» **Set problem**
Transcribe every line exactly and omit anything that is a picture.

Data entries
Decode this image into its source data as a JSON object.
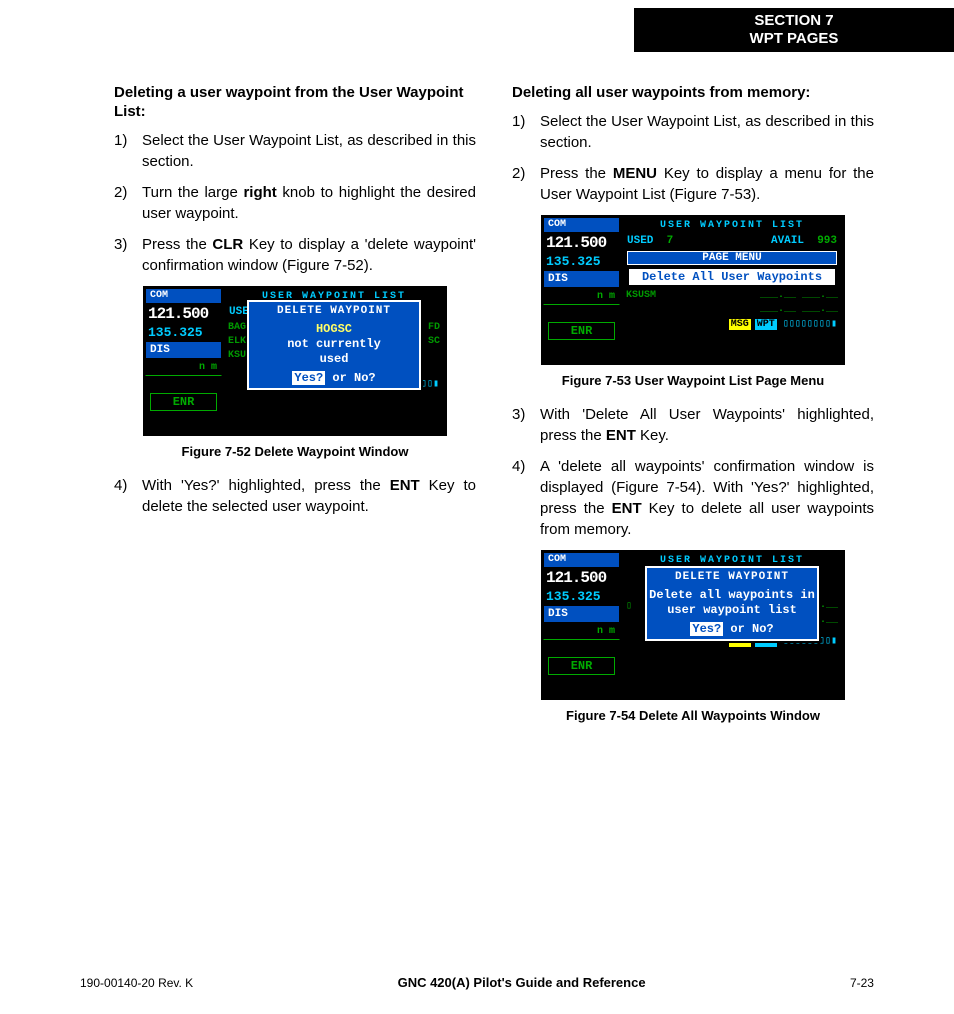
{
  "header": {
    "line1": "SECTION 7",
    "line2": "WPT PAGES"
  },
  "left": {
    "heading": "Deleting a user waypoint from the User Waypoint List:",
    "steps": [
      {
        "n": "1)",
        "html": "Select the User Waypoint List, as described in this section."
      },
      {
        "n": "2)",
        "html": "Turn the large <b>right</b> knob to highlight the desired user waypoint."
      },
      {
        "n": "3)",
        "html": "Press the <b>CLR</b> Key to display a 'delete waypoint' confirmation window (Figure 7-52)."
      }
    ],
    "fig_caption": "Figure 7-52  Delete Waypoint Window",
    "step4": {
      "n": "4)",
      "html": "With 'Yes?' highlighted, press the <b>ENT</b> Key to delete the selected user waypoint."
    }
  },
  "right": {
    "heading": "Deleting all user waypoints from memory:",
    "steps_a": [
      {
        "n": "1)",
        "html": "Select the User Waypoint List, as described in this section."
      },
      {
        "n": "2)",
        "html": "Press the <b>MENU</b> Key to display a menu for the User Waypoint List (Figure 7-53)."
      }
    ],
    "fig53_caption": "Figure 7-53  User Waypoint List Page Menu",
    "steps_b": [
      {
        "n": "3)",
        "html": "With 'Delete All User Waypoints' highlighted, press the <b>ENT</b> Key."
      },
      {
        "n": "4)",
        "html": "A 'delete all waypoints' confirmation window is displayed (Figure 7-54). With 'Yes?' highlighted, press the <b>ENT</b> Key to delete all user waypoints from memory."
      }
    ],
    "fig54_caption": "Figure 7-54  Delete All Waypoints Window"
  },
  "device_common": {
    "com_label": "COM",
    "freq_active": "121.500",
    "freq_standby": "135.325",
    "dis_label": "DIS",
    "nm": "n m",
    "enr": "ENR",
    "title": "USER WAYPOINT LIST",
    "msg": "MSG",
    "wpt": "WPT"
  },
  "fig52": {
    "popup_title": "DELETE WAYPOINT",
    "name": "HOGSC",
    "line1": "not currently",
    "line2": "used",
    "yes": "Yes?",
    "or": " or ",
    "no": "No?",
    "bg_rows": [
      "BAG",
      "ELK",
      "KSU"
    ],
    "bg_right": [
      "FD",
      "SC",
      ""
    ]
  },
  "fig53": {
    "used_label": "USED",
    "used_val": "7",
    "avail_label": "AVAIL",
    "avail_val": "993",
    "page_menu": "PAGE MENU",
    "menu_item": "Delete All User Waypoints",
    "row2_left": "KSUSM"
  },
  "fig54": {
    "popup_title": "DELETE WAYPOINT",
    "line1": "Delete all waypoints in",
    "line2": "user waypoint list",
    "yes": "Yes?",
    "or": " or ",
    "no": "No?"
  },
  "footer": {
    "left": "190-00140-20  Rev. K",
    "center": "GNC 420(A) Pilot's Guide and Reference",
    "right": "7-23"
  }
}
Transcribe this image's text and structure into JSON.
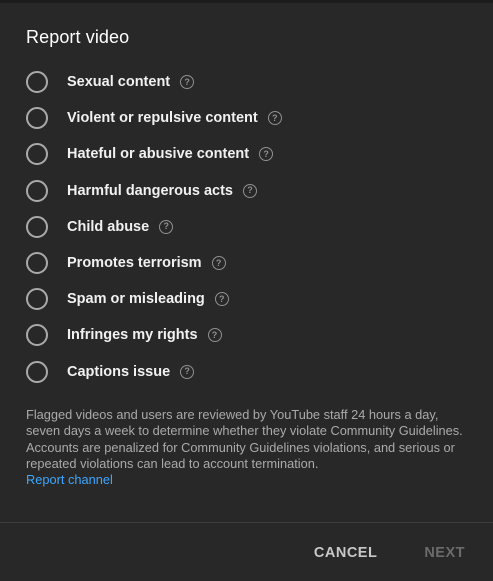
{
  "dialog": {
    "title": "Report video",
    "options": [
      {
        "label": "Sexual content",
        "help_icon": "help-circle-icon"
      },
      {
        "label": "Violent or repulsive content",
        "help_icon": "help-circle-icon"
      },
      {
        "label": "Hateful or abusive content",
        "help_icon": "help-circle-icon"
      },
      {
        "label": "Harmful dangerous acts",
        "help_icon": "help-circle-icon"
      },
      {
        "label": "Child abuse",
        "help_icon": "help-circle-icon"
      },
      {
        "label": "Promotes terrorism",
        "help_icon": "help-circle-icon"
      },
      {
        "label": "Spam or misleading",
        "help_icon": "help-circle-icon"
      },
      {
        "label": "Infringes my rights",
        "help_icon": "help-circle-icon"
      },
      {
        "label": "Captions issue",
        "help_icon": "help-circle-icon"
      }
    ],
    "disclaimer": "Flagged videos and users are reviewed by YouTube staff 24 hours a day, seven days a week to determine whether they violate Community Guidelines. Accounts are penalized for Community Guidelines violations, and serious or repeated violations can lead to account termination.",
    "report_channel_link": "Report channel",
    "cancel_label": "CANCEL",
    "next_label": "NEXT",
    "help_glyph": "?"
  },
  "colors": {
    "background": "#282828",
    "text": "#f1f1f1",
    "muted_text": "#aaaaaa",
    "link": "#3ea6ff",
    "disabled": "#6b6b6b"
  }
}
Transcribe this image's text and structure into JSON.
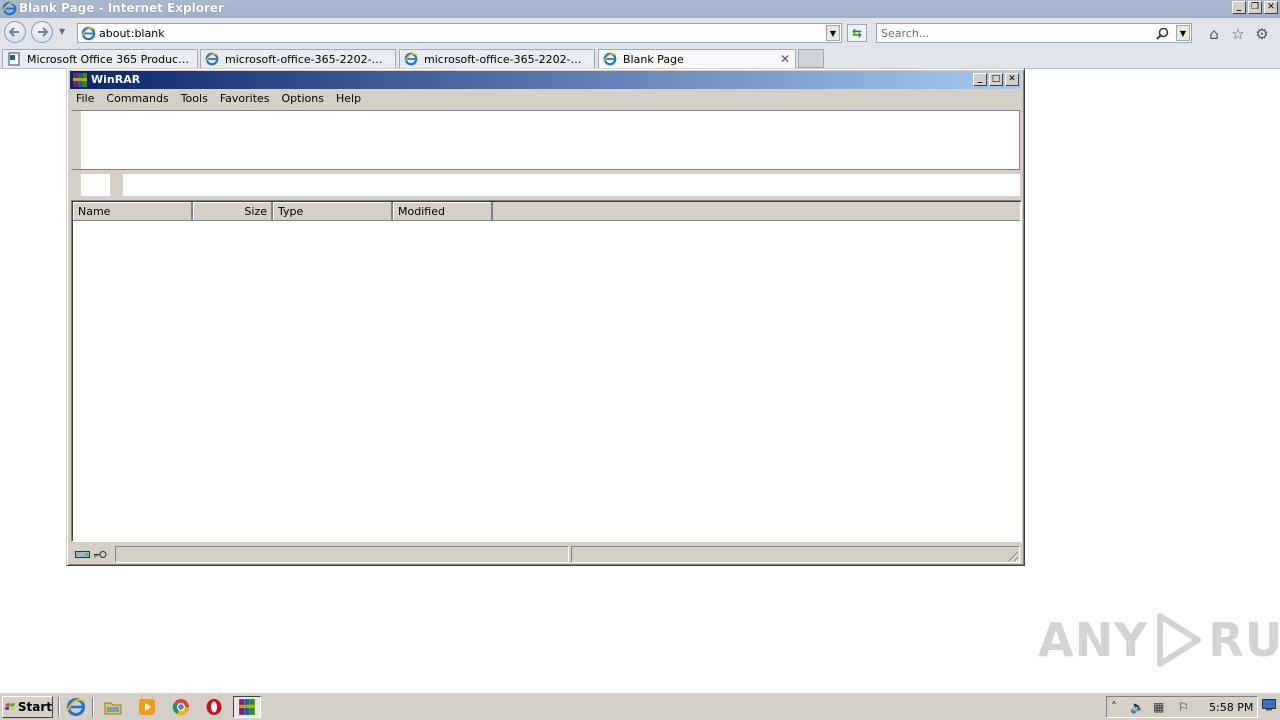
{
  "ie": {
    "window_title": "Blank Page - Internet Explorer",
    "address": "about:blank",
    "search_placeholder": "Search...",
    "tabs": [
      {
        "label": "Microsoft Office 365 Product Ke...",
        "icon": "document-icon"
      },
      {
        "label": "microsoft-office-365-2202-prod...",
        "icon": "ie-icon"
      },
      {
        "label": "microsoft-office-365-2202-prod...",
        "icon": "ie-icon"
      },
      {
        "label": "Blank Page",
        "icon": "ie-icon",
        "active": true
      }
    ]
  },
  "winrar": {
    "title": "WinRAR",
    "menu": [
      "File",
      "Commands",
      "Tools",
      "Favorites",
      "Options",
      "Help"
    ],
    "columns": [
      {
        "label": "Name"
      },
      {
        "label": "Size"
      },
      {
        "label": "Type"
      },
      {
        "label": "Modified"
      }
    ]
  },
  "taskbar": {
    "start_label": "Start",
    "clock": "5:58 PM",
    "apps": [
      "internet-explorer",
      "file-explorer",
      "media-player",
      "chrome",
      "opera",
      "winrar"
    ]
  },
  "watermark": {
    "left": "ANY",
    "right": "RUN"
  },
  "colors": {
    "winrar_titlebar_start": "#0a246a",
    "winrar_titlebar_end": "#a6caf0",
    "ie_chrome": "#dfe3ea",
    "window_face": "#d4d0c8"
  }
}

» **Correct output**
Decode this image into its source data as a JSON object.
{
  "header": {
    "line1": "SECTION 7",
    "line2": "WPT PAGES"
  },
  "left": {
    "heading": "Deleting a user waypoint from the User Waypoint List:",
    "steps": [
      {
        "n": "1)",
        "html": "Select the User Waypoint List, as described in this section."
      },
      {
        "n": "2)",
        "html": "Turn the large <b>right</b> knob to highlight the desired user waypoint."
      },
      {
        "n": "3)",
        "html": "Press the <b>CLR</b> Key to display a 'delete waypoint' confirmation window (Figure 7-52)."
      }
    ],
    "fig_caption": "Figure 7-52  Delete Waypoint Window",
    "step4": {
      "n": "4)",
      "html": "With 'Yes?' highlighted, press the <b>ENT</b> Key to delete the selected user waypoint."
    }
  },
  "right": {
    "heading": "Deleting all user waypoints from memory:",
    "steps_a": [
      {
        "n": "1)",
        "html": "Select the User Waypoint List, as described in this section."
      },
      {
        "n": "2)",
        "html": "Press the <b>MENU</b> Key to display a menu for the User Waypoint List (Figure 7-53)."
      }
    ],
    "fig53_caption": "Figure 7-53  User Waypoint List Page Menu",
    "steps_b": [
      {
        "n": "3)",
        "html": "With 'Delete All User Waypoints' highlighted, press the <b>ENT</b> Key."
      },
      {
        "n": "4)",
        "html": "A 'delete all waypoints' confirmation window is displayed (Figure 7-54). With 'Yes?' highlighted, press the <b>ENT</b> Key to delete all user waypoints from memory."
      }
    ],
    "fig54_caption": "Figure 7-54  Delete All Waypoints Window"
  },
  "device_common": {
    "com_label": "COM",
    "freq_active": "121.500",
    "freq_standby": "135.325",
    "dis_label": "DIS",
    "nm": "n m",
    "enr": "ENR",
    "title": "USER WAYPOINT LIST",
    "msg": "MSG",
    "wpt": "WPT"
  },
  "fig52": {
    "popup_title": "DELETE WAYPOINT",
    "name": "HOGSC",
    "line1": "not currently",
    "line2": "used",
    "yes": "Yes?",
    "or": " or ",
    "no": "No?",
    "bg_rows": [
      "BAG",
      "ELK",
      "KSU"
    ],
    "bg_right": [
      "FD",
      "SC",
      ""
    ]
  },
  "fig53": {
    "used_label": "USED",
    "used_val": "7",
    "avail_label": "AVAIL",
    "avail_val": "993",
    "page_menu": "PAGE MENU",
    "menu_item": "Delete All User Waypoints",
    "row2_left": "KSUSM"
  },
  "fig54": {
    "popup_title": "DELETE WAYPOINT",
    "line1": "Delete all waypoints in",
    "line2": "user waypoint list",
    "yes": "Yes?",
    "or": " or ",
    "no": "No?"
  },
  "footer": {
    "left": "190-00140-20  Rev. K",
    "center": "GNC 420(A) Pilot's Guide and Reference",
    "right": "7-23"
  }
}
Transcribe this image's text and structure into JSON.
{
  "dialog": {
    "title": "Report video",
    "options": [
      {
        "label": "Sexual content",
        "help_icon": "help-circle-icon"
      },
      {
        "label": "Violent or repulsive content",
        "help_icon": "help-circle-icon"
      },
      {
        "label": "Hateful or abusive content",
        "help_icon": "help-circle-icon"
      },
      {
        "label": "Harmful dangerous acts",
        "help_icon": "help-circle-icon"
      },
      {
        "label": "Child abuse",
        "help_icon": "help-circle-icon"
      },
      {
        "label": "Promotes terrorism",
        "help_icon": "help-circle-icon"
      },
      {
        "label": "Spam or misleading",
        "help_icon": "help-circle-icon"
      },
      {
        "label": "Infringes my rights",
        "help_icon": "help-circle-icon"
      },
      {
        "label": "Captions issue",
        "help_icon": "help-circle-icon"
      }
    ],
    "disclaimer": "Flagged videos and users are reviewed by YouTube staff 24 hours a day, seven days a week to determine whether they violate Community Guidelines. Accounts are penalized for Community Guidelines violations, and serious or repeated violations can lead to account termination.",
    "report_channel_link": "Report channel",
    "cancel_label": "CANCEL",
    "next_label": "NEXT",
    "help_glyph": "?"
  },
  "colors": {
    "background": "#282828",
    "text": "#f1f1f1",
    "muted_text": "#aaaaaa",
    "link": "#3ea6ff",
    "disabled": "#6b6b6b"
  }
}
Transcribe this image's text and structure into JSON.
{
  "ie": {
    "window_title": "Blank Page - Internet Explorer",
    "address": "about:blank",
    "search_placeholder": "Search...",
    "tabs": [
      {
        "label": "Microsoft Office 365 Product Ke...",
        "icon": "document-icon"
      },
      {
        "label": "microsoft-office-365-2202-prod...",
        "icon": "ie-icon"
      },
      {
        "label": "microsoft-office-365-2202-prod...",
        "icon": "ie-icon"
      },
      {
        "label": "Blank Page",
        "icon": "ie-icon",
        "active": true
      }
    ]
  },
  "winrar": {
    "title": "WinRAR",
    "menu": [
      "File",
      "Commands",
      "Tools",
      "Favorites",
      "Options",
      "Help"
    ],
    "columns": [
      {
        "label": "Name"
      },
      {
        "label": "Size"
      },
      {
        "label": "Type"
      },
      {
        "label": "Modified"
      }
    ]
  },
  "taskbar": {
    "start_label": "Start",
    "clock": "5:58 PM",
    "apps": [
      "internet-explorer",
      "file-explorer",
      "media-player",
      "chrome",
      "opera",
      "winrar"
    ]
  },
  "watermark": {
    "left": "ANY",
    "right": "RUN"
  },
  "colors": {
    "winrar_titlebar_start": "#0a246a",
    "winrar_titlebar_end": "#a6caf0",
    "ie_chrome": "#dfe3ea",
    "window_face": "#d4d0c8"
  }
}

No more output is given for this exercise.